Data records:
<<<<

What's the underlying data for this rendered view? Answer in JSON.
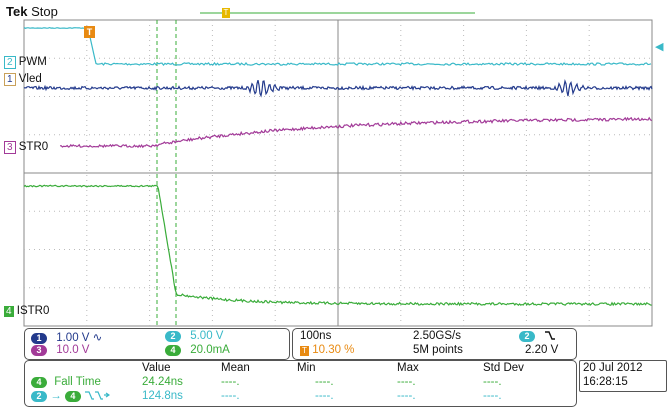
{
  "header": {
    "brand": "Tek",
    "status": "Stop",
    "trigger_marker": "T",
    "trigger_pos_marker": "T"
  },
  "channels": [
    {
      "num": "2",
      "label": "PWM",
      "color": "#39b9c8"
    },
    {
      "num": "1",
      "label": "Vled",
      "color": "#233a8c"
    },
    {
      "num": "3",
      "label": "STR0",
      "color": "#a23a98"
    },
    {
      "num": "4",
      "label": "ISTR0",
      "color": "#3aac3a"
    }
  ],
  "vertical_settings": {
    "ch1": {
      "num": "1",
      "value": "1.00 V",
      "coupling_icon": "∿",
      "color": "#233a8c"
    },
    "ch2": {
      "num": "2",
      "value": "5.00 V",
      "color": "#39b9c8"
    },
    "ch3": {
      "num": "3",
      "value": "10.0 V",
      "color": "#a23a98"
    },
    "ch4": {
      "num": "4",
      "value": "20.0mA",
      "color": "#3aac3a"
    }
  },
  "horizontal": {
    "timebase": "100ns",
    "sample_rate": "2.50GS/s",
    "trigger_position": "10.30 %",
    "record_length": "5M points",
    "trigger_channel": "2",
    "trigger_slope_icon": "falling-edge",
    "trigger_level": "2.20 V"
  },
  "measurements": {
    "columns": [
      "Value",
      "Mean",
      "Min",
      "Max",
      "Std Dev"
    ],
    "rows": [
      {
        "source": "4",
        "name": "Fall Time",
        "value": "24.24ns",
        "mean": "----.",
        "min": "----.",
        "max": "----.",
        "std": "----.",
        "color": "#3aac3a"
      },
      {
        "source": "2",
        "source2": "4",
        "name": "→",
        "value": "124.8ns",
        "mean": "----.",
        "min": "----.",
        "max": "----.",
        "std": "----.",
        "color": "#39b9c8"
      }
    ]
  },
  "datetime": {
    "date": "20 Jul  2012",
    "time": "16:28:15"
  }
}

>>>>

## PROMPT
Every line above should be returned exactly; the pictures stay out.

## EXERCISE OUTPUT
What's the underlying data for this rendered view? Answer in JSON.
{
  "header": {
    "brand": "Tek",
    "status": "Stop",
    "trigger_marker": "T",
    "trigger_pos_marker": "T"
  },
  "channels": [
    {
      "num": "2",
      "label": "PWM",
      "color": "#39b9c8"
    },
    {
      "num": "1",
      "label": "Vled",
      "color": "#233a8c"
    },
    {
      "num": "3",
      "label": "STR0",
      "color": "#a23a98"
    },
    {
      "num": "4",
      "label": "ISTR0",
      "color": "#3aac3a"
    }
  ],
  "vertical_settings": {
    "ch1": {
      "num": "1",
      "value": "1.00 V",
      "coupling_icon": "∿",
      "color": "#233a8c"
    },
    "ch2": {
      "num": "2",
      "value": "5.00 V",
      "color": "#39b9c8"
    },
    "ch3": {
      "num": "3",
      "value": "10.0 V",
      "color": "#a23a98"
    },
    "ch4": {
      "num": "4",
      "value": "20.0mA",
      "color": "#3aac3a"
    }
  },
  "horizontal": {
    "timebase": "100ns",
    "sample_rate": "2.50GS/s",
    "trigger_position": "10.30 %",
    "record_length": "5M points",
    "trigger_channel": "2",
    "trigger_slope_icon": "falling-edge",
    "trigger_level": "2.20 V"
  },
  "measurements": {
    "columns": [
      "Value",
      "Mean",
      "Min",
      "Max",
      "Std Dev"
    ],
    "rows": [
      {
        "source": "4",
        "name": "Fall Time",
        "value": "24.24ns",
        "mean": "----.",
        "min": "----.",
        "max": "----.",
        "std": "----.",
        "color": "#3aac3a"
      },
      {
        "source": "2",
        "source2": "4",
        "name": "→",
        "value": "124.8ns",
        "mean": "----.",
        "min": "----.",
        "max": "----.",
        "std": "----.",
        "color": "#39b9c8"
      }
    ]
  },
  "datetime": {
    "date": "20 Jul  2012",
    "time": "16:28:15"
  }
}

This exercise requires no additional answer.